Stated goal
Copy out every record below, word for word.

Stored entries
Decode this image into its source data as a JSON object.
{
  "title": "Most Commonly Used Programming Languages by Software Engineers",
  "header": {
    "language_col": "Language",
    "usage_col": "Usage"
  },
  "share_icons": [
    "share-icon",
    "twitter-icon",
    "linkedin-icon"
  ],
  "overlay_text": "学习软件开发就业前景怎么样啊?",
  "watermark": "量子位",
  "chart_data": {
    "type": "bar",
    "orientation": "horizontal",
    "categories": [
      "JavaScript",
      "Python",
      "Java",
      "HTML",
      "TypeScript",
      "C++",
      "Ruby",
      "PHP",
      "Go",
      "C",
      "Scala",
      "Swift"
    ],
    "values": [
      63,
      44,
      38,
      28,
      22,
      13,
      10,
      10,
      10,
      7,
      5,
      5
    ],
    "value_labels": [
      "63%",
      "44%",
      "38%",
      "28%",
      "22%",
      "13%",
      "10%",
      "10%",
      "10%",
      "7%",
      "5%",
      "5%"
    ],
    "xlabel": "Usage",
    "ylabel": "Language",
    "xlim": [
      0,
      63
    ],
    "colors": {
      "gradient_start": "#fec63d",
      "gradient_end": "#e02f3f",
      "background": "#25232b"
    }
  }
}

Complete answer
Decode this image into its source data as a JSON object.
{
  "title": "Most Commonly Used Programming Languages by Software Engineers",
  "header": {
    "language_col": "Language",
    "usage_col": "Usage"
  },
  "share_icons": [
    "share-icon",
    "twitter-icon",
    "linkedin-icon"
  ],
  "overlay_text": "学习软件开发就业前景怎么样啊?",
  "watermark": "量子位",
  "chart_data": {
    "type": "bar",
    "orientation": "horizontal",
    "categories": [
      "JavaScript",
      "Python",
      "Java",
      "HTML",
      "TypeScript",
      "C++",
      "Ruby",
      "PHP",
      "Go",
      "C",
      "Scala",
      "Swift"
    ],
    "values": [
      63,
      44,
      38,
      28,
      22,
      13,
      10,
      10,
      10,
      7,
      5,
      5
    ],
    "value_labels": [
      "63%",
      "44%",
      "38%",
      "28%",
      "22%",
      "13%",
      "10%",
      "10%",
      "10%",
      "7%",
      "5%",
      "5%"
    ],
    "xlabel": "Usage",
    "ylabel": "Language",
    "xlim": [
      0,
      63
    ],
    "colors": {
      "gradient_start": "#fec63d",
      "gradient_end": "#e02f3f",
      "background": "#25232b"
    }
  }
}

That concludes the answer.